* start SUPPLIED DATA *

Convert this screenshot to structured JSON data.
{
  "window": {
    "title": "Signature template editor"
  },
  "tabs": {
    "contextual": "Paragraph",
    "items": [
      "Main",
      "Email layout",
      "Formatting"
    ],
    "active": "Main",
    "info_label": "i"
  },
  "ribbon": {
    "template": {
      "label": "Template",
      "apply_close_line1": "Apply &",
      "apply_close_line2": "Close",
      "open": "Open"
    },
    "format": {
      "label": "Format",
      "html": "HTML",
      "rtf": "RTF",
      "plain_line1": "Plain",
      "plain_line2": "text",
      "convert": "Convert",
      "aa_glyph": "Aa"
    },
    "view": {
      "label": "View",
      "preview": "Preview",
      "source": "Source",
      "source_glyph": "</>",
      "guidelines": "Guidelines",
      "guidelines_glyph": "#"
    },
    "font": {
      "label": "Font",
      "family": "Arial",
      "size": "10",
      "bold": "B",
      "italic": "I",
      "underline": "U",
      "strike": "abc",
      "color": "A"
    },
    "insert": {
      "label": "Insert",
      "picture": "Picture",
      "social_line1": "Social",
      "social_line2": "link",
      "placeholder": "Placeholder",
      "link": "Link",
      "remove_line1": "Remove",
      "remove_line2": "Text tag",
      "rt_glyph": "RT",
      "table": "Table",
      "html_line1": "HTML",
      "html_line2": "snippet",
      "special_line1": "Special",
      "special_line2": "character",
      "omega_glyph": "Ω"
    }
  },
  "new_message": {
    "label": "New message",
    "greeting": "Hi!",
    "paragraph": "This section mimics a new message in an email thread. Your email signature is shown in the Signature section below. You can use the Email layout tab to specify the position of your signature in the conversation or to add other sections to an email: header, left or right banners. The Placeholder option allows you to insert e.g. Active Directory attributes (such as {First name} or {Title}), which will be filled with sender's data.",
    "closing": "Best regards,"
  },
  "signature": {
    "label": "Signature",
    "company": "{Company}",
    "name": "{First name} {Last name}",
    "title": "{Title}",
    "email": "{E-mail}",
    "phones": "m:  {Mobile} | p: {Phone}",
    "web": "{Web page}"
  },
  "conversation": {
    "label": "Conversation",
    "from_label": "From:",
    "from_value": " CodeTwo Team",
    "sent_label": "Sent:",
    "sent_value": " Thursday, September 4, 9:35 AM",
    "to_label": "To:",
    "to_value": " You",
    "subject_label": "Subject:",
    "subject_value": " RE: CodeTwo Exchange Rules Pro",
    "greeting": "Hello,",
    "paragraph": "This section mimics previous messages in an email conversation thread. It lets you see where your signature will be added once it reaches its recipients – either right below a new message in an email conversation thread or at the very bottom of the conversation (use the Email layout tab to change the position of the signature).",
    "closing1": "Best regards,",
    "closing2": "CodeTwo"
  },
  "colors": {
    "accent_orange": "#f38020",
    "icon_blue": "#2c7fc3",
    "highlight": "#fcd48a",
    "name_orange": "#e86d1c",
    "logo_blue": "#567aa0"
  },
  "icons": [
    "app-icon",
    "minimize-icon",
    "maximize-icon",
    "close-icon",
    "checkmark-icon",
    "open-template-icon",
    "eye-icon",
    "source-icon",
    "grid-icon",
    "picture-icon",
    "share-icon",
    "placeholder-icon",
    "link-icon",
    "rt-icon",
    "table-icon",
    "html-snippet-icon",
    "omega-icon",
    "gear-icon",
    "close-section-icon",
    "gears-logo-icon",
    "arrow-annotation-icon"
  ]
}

* end SUPPLIED DATA *

Pull out each record as written and restate it exactly.

Convert this screenshot to structured JSON data.
{
  "window": {
    "title": "Signature template editor"
  },
  "tabs": {
    "contextual": "Paragraph",
    "items": [
      "Main",
      "Email layout",
      "Formatting"
    ],
    "active": "Main",
    "info_label": "i"
  },
  "ribbon": {
    "template": {
      "label": "Template",
      "apply_close_line1": "Apply &",
      "apply_close_line2": "Close",
      "open": "Open"
    },
    "format": {
      "label": "Format",
      "html": "HTML",
      "rtf": "RTF",
      "plain_line1": "Plain",
      "plain_line2": "text",
      "convert": "Convert",
      "aa_glyph": "Aa"
    },
    "view": {
      "label": "View",
      "preview": "Preview",
      "source": "Source",
      "source_glyph": "</>",
      "guidelines": "Guidelines",
      "guidelines_glyph": "#"
    },
    "font": {
      "label": "Font",
      "family": "Arial",
      "size": "10",
      "bold": "B",
      "italic": "I",
      "underline": "U",
      "strike": "abc",
      "color": "A"
    },
    "insert": {
      "label": "Insert",
      "picture": "Picture",
      "social_line1": "Social",
      "social_line2": "link",
      "placeholder": "Placeholder",
      "link": "Link",
      "remove_line1": "Remove",
      "remove_line2": "Text tag",
      "rt_glyph": "RT",
      "table": "Table",
      "html_line1": "HTML",
      "html_line2": "snippet",
      "special_line1": "Special",
      "special_line2": "character",
      "omega_glyph": "Ω"
    }
  },
  "new_message": {
    "label": "New message",
    "greeting": "Hi!",
    "paragraph": "This section mimics a new message in an email thread. Your email signature is shown in the Signature section below. You can use the Email layout tab to specify the position of your signature in the conversation or to add other sections to an email: header, left or right banners. The Placeholder option allows you to insert e.g. Active Directory attributes (such as {First name} or {Title}), which will be filled with sender's data.",
    "closing": "Best regards,"
  },
  "signature": {
    "label": "Signature",
    "company": "{Company}",
    "name": "{First name} {Last name}",
    "title": "{Title}",
    "email": "{E-mail}",
    "phones": "m:  {Mobile} | p: {Phone}",
    "web": "{Web page}"
  },
  "conversation": {
    "label": "Conversation",
    "from_label": "From:",
    "from_value": " CodeTwo Team",
    "sent_label": "Sent:",
    "sent_value": " Thursday, September 4, 9:35 AM",
    "to_label": "To:",
    "to_value": " You",
    "subject_label": "Subject:",
    "subject_value": " RE: CodeTwo Exchange Rules Pro",
    "greeting": "Hello,",
    "paragraph": "This section mimics previous messages in an email conversation thread. It lets you see where your signature will be added once it reaches its recipients – either right below a new message in an email conversation thread or at the very bottom of the conversation (use the Email layout tab to change the position of the signature).",
    "closing1": "Best regards,",
    "closing2": "CodeTwo"
  },
  "colors": {
    "accent_orange": "#f38020",
    "icon_blue": "#2c7fc3",
    "highlight": "#fcd48a",
    "name_orange": "#e86d1c",
    "logo_blue": "#567aa0"
  },
  "icons": [
    "app-icon",
    "minimize-icon",
    "maximize-icon",
    "close-icon",
    "checkmark-icon",
    "open-template-icon",
    "eye-icon",
    "source-icon",
    "grid-icon",
    "picture-icon",
    "share-icon",
    "placeholder-icon",
    "link-icon",
    "rt-icon",
    "table-icon",
    "html-snippet-icon",
    "omega-icon",
    "gear-icon",
    "close-section-icon",
    "gears-logo-icon",
    "arrow-annotation-icon"
  ]
}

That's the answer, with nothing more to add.